## TASK STATEMENT
Extract the listing below in full, unchanged.

## EXCERPTED RECORDS
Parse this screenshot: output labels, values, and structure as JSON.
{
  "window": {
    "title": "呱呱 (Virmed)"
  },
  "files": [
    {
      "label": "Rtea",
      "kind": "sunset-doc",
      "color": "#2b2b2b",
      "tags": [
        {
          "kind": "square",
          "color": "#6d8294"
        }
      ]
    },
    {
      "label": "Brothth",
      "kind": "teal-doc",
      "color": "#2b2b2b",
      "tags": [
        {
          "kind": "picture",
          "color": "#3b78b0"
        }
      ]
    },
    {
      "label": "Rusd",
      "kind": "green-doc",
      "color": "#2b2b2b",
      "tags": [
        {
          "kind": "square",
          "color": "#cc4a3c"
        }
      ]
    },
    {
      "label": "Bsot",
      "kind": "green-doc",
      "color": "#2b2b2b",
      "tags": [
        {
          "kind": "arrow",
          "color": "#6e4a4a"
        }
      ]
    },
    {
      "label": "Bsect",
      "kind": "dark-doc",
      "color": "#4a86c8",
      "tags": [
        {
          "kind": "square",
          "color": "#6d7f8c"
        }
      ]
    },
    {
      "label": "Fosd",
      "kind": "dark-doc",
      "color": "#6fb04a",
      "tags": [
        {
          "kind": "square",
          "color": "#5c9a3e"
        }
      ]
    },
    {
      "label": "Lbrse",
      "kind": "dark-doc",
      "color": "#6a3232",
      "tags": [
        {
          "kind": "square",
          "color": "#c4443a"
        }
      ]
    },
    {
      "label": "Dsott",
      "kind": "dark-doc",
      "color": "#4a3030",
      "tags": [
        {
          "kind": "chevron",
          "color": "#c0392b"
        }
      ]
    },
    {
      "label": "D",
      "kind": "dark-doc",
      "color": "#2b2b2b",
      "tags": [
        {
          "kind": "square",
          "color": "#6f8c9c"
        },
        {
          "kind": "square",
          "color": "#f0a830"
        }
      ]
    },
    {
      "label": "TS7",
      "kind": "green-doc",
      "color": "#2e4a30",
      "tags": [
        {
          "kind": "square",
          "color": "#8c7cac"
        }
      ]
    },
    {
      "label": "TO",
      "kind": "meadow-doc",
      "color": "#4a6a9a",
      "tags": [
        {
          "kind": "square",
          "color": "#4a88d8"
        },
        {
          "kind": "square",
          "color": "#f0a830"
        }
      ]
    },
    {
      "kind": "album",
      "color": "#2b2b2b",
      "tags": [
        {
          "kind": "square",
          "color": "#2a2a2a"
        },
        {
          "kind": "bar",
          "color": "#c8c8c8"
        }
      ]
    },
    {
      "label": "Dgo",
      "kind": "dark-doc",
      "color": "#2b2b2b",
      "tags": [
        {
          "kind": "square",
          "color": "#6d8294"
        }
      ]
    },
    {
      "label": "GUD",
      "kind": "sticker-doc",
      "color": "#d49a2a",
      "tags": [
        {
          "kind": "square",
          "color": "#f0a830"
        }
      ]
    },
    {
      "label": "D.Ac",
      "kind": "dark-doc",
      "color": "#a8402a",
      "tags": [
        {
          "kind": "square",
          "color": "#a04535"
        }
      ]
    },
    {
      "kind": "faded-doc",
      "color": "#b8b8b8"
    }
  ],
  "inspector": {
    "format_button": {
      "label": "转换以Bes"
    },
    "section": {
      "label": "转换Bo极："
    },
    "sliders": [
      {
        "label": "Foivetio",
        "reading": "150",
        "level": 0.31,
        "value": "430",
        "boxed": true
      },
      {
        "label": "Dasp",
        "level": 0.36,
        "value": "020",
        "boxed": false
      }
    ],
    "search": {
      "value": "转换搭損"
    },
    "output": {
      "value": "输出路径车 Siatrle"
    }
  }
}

## IN RESPONSE
Parse this screenshot: output labels, values, and structure as JSON.
{
  "window": {
    "title": "呱呱 (Virmed)"
  },
  "files": [
    {
      "label": "Rtea",
      "kind": "sunset-doc",
      "color": "#2b2b2b",
      "tags": [
        {
          "kind": "square",
          "color": "#6d8294"
        }
      ]
    },
    {
      "label": "Brothth",
      "kind": "teal-doc",
      "color": "#2b2b2b",
      "tags": [
        {
          "kind": "picture",
          "color": "#3b78b0"
        }
      ]
    },
    {
      "label": "Rusd",
      "kind": "green-doc",
      "color": "#2b2b2b",
      "tags": [
        {
          "kind": "square",
          "color": "#cc4a3c"
        }
      ]
    },
    {
      "label": "Bsot",
      "kind": "green-doc",
      "color": "#2b2b2b",
      "tags": [
        {
          "kind": "arrow",
          "color": "#6e4a4a"
        }
      ]
    },
    {
      "label": "Bsect",
      "kind": "dark-doc",
      "color": "#4a86c8",
      "tags": [
        {
          "kind": "square",
          "color": "#6d7f8c"
        }
      ]
    },
    {
      "label": "Fosd",
      "kind": "dark-doc",
      "color": "#6fb04a",
      "tags": [
        {
          "kind": "square",
          "color": "#5c9a3e"
        }
      ]
    },
    {
      "label": "Lbrse",
      "kind": "dark-doc",
      "color": "#6a3232",
      "tags": [
        {
          "kind": "square",
          "color": "#c4443a"
        }
      ]
    },
    {
      "label": "Dsott",
      "kind": "dark-doc",
      "color": "#4a3030",
      "tags": [
        {
          "kind": "chevron",
          "color": "#c0392b"
        }
      ]
    },
    {
      "label": "D",
      "kind": "dark-doc",
      "color": "#2b2b2b",
      "tags": [
        {
          "kind": "square",
          "color": "#6f8c9c"
        },
        {
          "kind": "square",
          "color": "#f0a830"
        }
      ]
    },
    {
      "label": "TS7",
      "kind": "green-doc",
      "color": "#2e4a30",
      "tags": [
        {
          "kind": "square",
          "color": "#8c7cac"
        }
      ]
    },
    {
      "label": "TO",
      "kind": "meadow-doc",
      "color": "#4a6a9a",
      "tags": [
        {
          "kind": "square",
          "color": "#4a88d8"
        },
        {
          "kind": "square",
          "color": "#f0a830"
        }
      ]
    },
    {
      "kind": "album",
      "color": "#2b2b2b",
      "tags": [
        {
          "kind": "square",
          "color": "#2a2a2a"
        },
        {
          "kind": "bar",
          "color": "#c8c8c8"
        }
      ]
    },
    {
      "label": "Dgo",
      "kind": "dark-doc",
      "color": "#2b2b2b",
      "tags": [
        {
          "kind": "square",
          "color": "#6d8294"
        }
      ]
    },
    {
      "label": "GUD",
      "kind": "sticker-doc",
      "color": "#d49a2a",
      "tags": [
        {
          "kind": "square",
          "color": "#f0a830"
        }
      ]
    },
    {
      "label": "D.Ac",
      "kind": "dark-doc",
      "color": "#a8402a",
      "tags": [
        {
          "kind": "square",
          "color": "#a04535"
        }
      ]
    },
    {
      "kind": "faded-doc",
      "color": "#b8b8b8"
    }
  ],
  "inspector": {
    "format_button": {
      "label": "转换以Bes"
    },
    "section": {
      "label": "转换Bo极："
    },
    "sliders": [
      {
        "label": "Foivetio",
        "reading": "150",
        "level": 0.31,
        "value": "430",
        "boxed": true
      },
      {
        "label": "Dasp",
        "level": 0.36,
        "value": "020",
        "boxed": false
      }
    ],
    "search": {
      "value": "转换搭損"
    },
    "output": {
      "value": "输出路径车 Siatrle"
    }
  }
}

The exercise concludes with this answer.